**** Given data ****

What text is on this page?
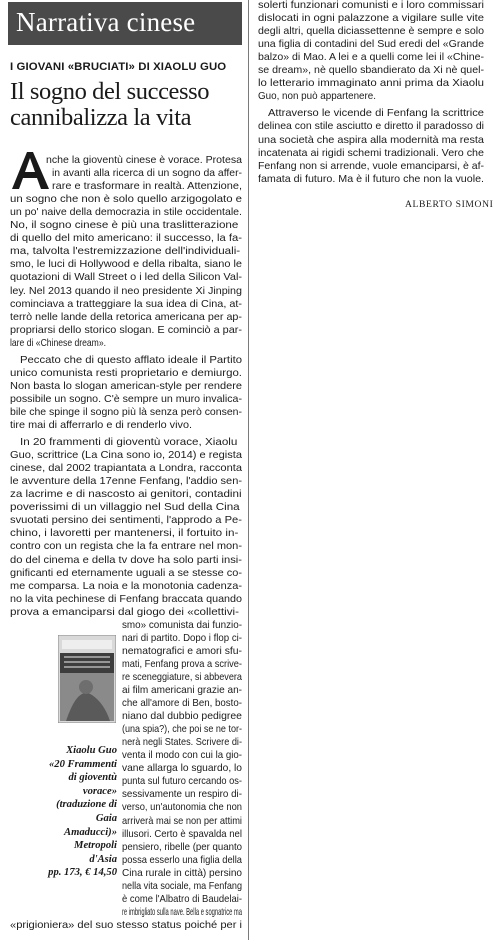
Narrativa cinese
I GIOVANI «BRUCIATI» DI XIAOLU GUO
Il sogno del successo
cannibalizza la vita
nche la gioventù cinese è vorace. Protesa
in avanti alla ricerca di un sogno da affer-
rare e trasformare in realtà. Attenzione,
un sogno che non è solo quello arzigogolato e
un po' naive della democrazia in stile occidentale.
No, il sogno cinese è più una traslitterazione
di quello del mito americano: il successo, la fa-
ma, talvolta l'estremizzazione dell'individuali-
smo, le luci di Hollywood e della ribalta, siano le
quotazioni di Wall Street o i led della Silicon Val-
ley. Nel 2013 quando il neo presidente Xi Jinping
cominciava a tratteggiare la sua idea di Cina, at-
terrò nelle lande della retorica americana per ap-
propriarsi dello storico slogan. E cominciò a par-
lare di «Chinese dream».
Peccato che di questo afflato ideale il Partito
unico comunista resti proprietario e demiurgo.
Non basta lo slogan american-style per rendere
possibile un sogno. C'è sempre un muro invalica-
bile che spinge il sogno più là senza però consen-
tire mai di afferrarlo e di renderlo vivo.
In 20 frammenti di gioventù vorace, Xiaolu
Guo, scrittrice (La Cina sono io, 2014) e regista
cinese, dal 2002 trapiantata a Londra, racconta
le avventure della 17enne Fenfang, l'addio sen-
za lacrime e di nascosto ai genitori, contadini
poverissimi di un villaggio nel Sud della Cina
svuotati persino dei sentimenti, l'approdo a Pe-
chino, i lavoretti per mantenersi, il fortuito in-
contro con un regista che la fa entrare nel mon-
do del cinema e della tv dove ha solo parti insi-
gnificanti ed eternamente uguali a se stesse co-
me comparsa. La noia e la monotonia cadenza-
no la vita pechinese di Fenfang braccata quando
prova a emanciparsi dal giogo dei «collettivi-
smo» comunista dai funzio-
nari di partito. Dopo i flop ci-
nematografici e amori sfu-
mati, Fenfang prova a scrive-
re sceneggiature, si abbevera
ai film americani grazie an-
che all'amore di Ben, bosto-
niano dal dubbio pedigree
(una spia?), che poi se ne tor-
nerà negli States. Scrivere di-
venta il modo con cui la gio-
vane allarga lo sguardo, lo
punta sul futuro cercando os-
sessivamente un respiro di-
verso, un'autonomia che non
arriverà mai se non per attimi
illusori. Certo è spavalda nel
pensiero, ribelle (per quanto
possa esserlo una figlia della
Cina rurale in città) persino
nella vita sociale, ma Fenfang
è come l'Albatro di Baudelai-
re imbrigliato sulla nave. Bella e sognatrice ma
«prigioniera» del suo stesso status poiché per i
Xiaolu Guo
«20 Frammenti
di gioventù
vorace»
(traduzione di
Gaia
Amaducci)»
Metropoli
d'Asia
pp. 173, € 14,50
solerti funzionari comunisti e i loro commissari
dislocati in ogni palazzone a vigilare sulle vite
degli altri, quella diciassettenne è sempre e solo
una figlia di contadini del Sud eredi del «Grande
balzo» di Mao. A lei e a quelli come lei il «Chine-
se dream», nè quello sbandierato da Xi nè quel-
lo letterario immaginato anni prima da Xiaolu
Guo, non può appartenere.
Attraverso le vicende di Fenfang la scrittrice
delinea con stile asciutto e diretto il paradosso di
una società che aspira alla modernità ma resta
incatenata ai rigidi schemi tradizionali. Vero che
Fenfang non si arrende, vuole emanciparsi, è af-
famata di futuro. Ma è il futuro che non la vuole.
ALBERTO SIMONI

****

:: What to produce ::
Retype each record exactly as it stands, but do not include the pictures.

:: Task result ::
What text is on this page?
Narrativa cinese
I GIOVANI «BRUCIATI» DI XIAOLU GUO
Il sogno del successo
cannibalizza la vita
nche la gioventù cinese è vorace. Protesa
in avanti alla ricerca di un sogno da affer-
rare e trasformare in realtà. Attenzione,
un sogno che non è solo quello arzigogolato e
un po' naive della democrazia in stile occidentale.
No, il sogno cinese è più una traslitterazione
di quello del mito americano: il successo, la fa-
ma, talvolta l'estremizzazione dell'individuali-
smo, le luci di Hollywood e della ribalta, siano le
quotazioni di Wall Street o i led della Silicon Val-
ley. Nel 2013 quando il neo presidente Xi Jinping
cominciava a tratteggiare la sua idea di Cina, at-
terrò nelle lande della retorica americana per ap-
propriarsi dello storico slogan. E cominciò a par-
lare di «Chinese dream».
Peccato che di questo afflato ideale il Partito
unico comunista resti proprietario e demiurgo.
Non basta lo slogan american-style per rendere
possibile un sogno. C'è sempre un muro invalica-
bile che spinge il sogno più là senza però consen-
tire mai di afferrarlo e di renderlo vivo.
In 20 frammenti di gioventù vorace, Xiaolu
Guo, scrittrice (La Cina sono io, 2014) e regista
cinese, dal 2002 trapiantata a Londra, racconta
le avventure della 17enne Fenfang, l'addio sen-
za lacrime e di nascosto ai genitori, contadini
poverissimi di un villaggio nel Sud della Cina
svuotati persino dei sentimenti, l'approdo a Pe-
chino, i lavoretti per mantenersi, il fortuito in-
contro con un regista che la fa entrare nel mon-
do del cinema e della tv dove ha solo parti insi-
gnificanti ed eternamente uguali a se stesse co-
me comparsa. La noia e la monotonia cadenza-
no la vita pechinese di Fenfang braccata quando
prova a emanciparsi dal giogo dei «collettivi-
smo» comunista dai funzio-
nari di partito. Dopo i flop ci-
nematografici e amori sfu-
mati, Fenfang prova a scrive-
re sceneggiature, si abbevera
ai film americani grazie an-
che all'amore di Ben, bosto-
niano dal dubbio pedigree
(una spia?), che poi se ne tor-
nerà negli States. Scrivere di-
venta il modo con cui la gio-
vane allarga lo sguardo, lo
punta sul futuro cercando os-
sessivamente un respiro di-
verso, un'autonomia che non
arriverà mai se non per attimi
illusori. Certo è spavalda nel
pensiero, ribelle (per quanto
possa esserlo una figlia della
Cina rurale in città) persino
nella vita sociale, ma Fenfang
è come l'Albatro di Baudelai-
re imbrigliato sulla nave. Bella e sognatrice ma
«prigioniera» del suo stesso status poiché per i
Xiaolu Guo
«20 Frammenti
di gioventù
vorace»
(traduzione di
Gaia
Amaducci)»
Metropoli
d'Asia
pp. 173, € 14,50
solerti funzionari comunisti e i loro commissari
dislocati in ogni palazzone a vigilare sulle vite
degli altri, quella diciassettenne è sempre e solo
una figlia di contadini del Sud eredi del «Grande
balzo» di Mao. A lei e a quelli come lei il «Chine-
se dream», nè quello sbandierato da Xi nè quel-
lo letterario immaginato anni prima da Xiaolu
Guo, non può appartenere.
Attraverso le vicende di Fenfang la scrittrice
delinea con stile asciutto e diretto il paradosso di
una società che aspira alla modernità ma resta
incatenata ai rigidi schemi tradizionali. Vero che
Fenfang non si arrende, vuole emanciparsi, è af-
famata di futuro. Ma è il futuro che non la vuole.
ALBERTO SIMONI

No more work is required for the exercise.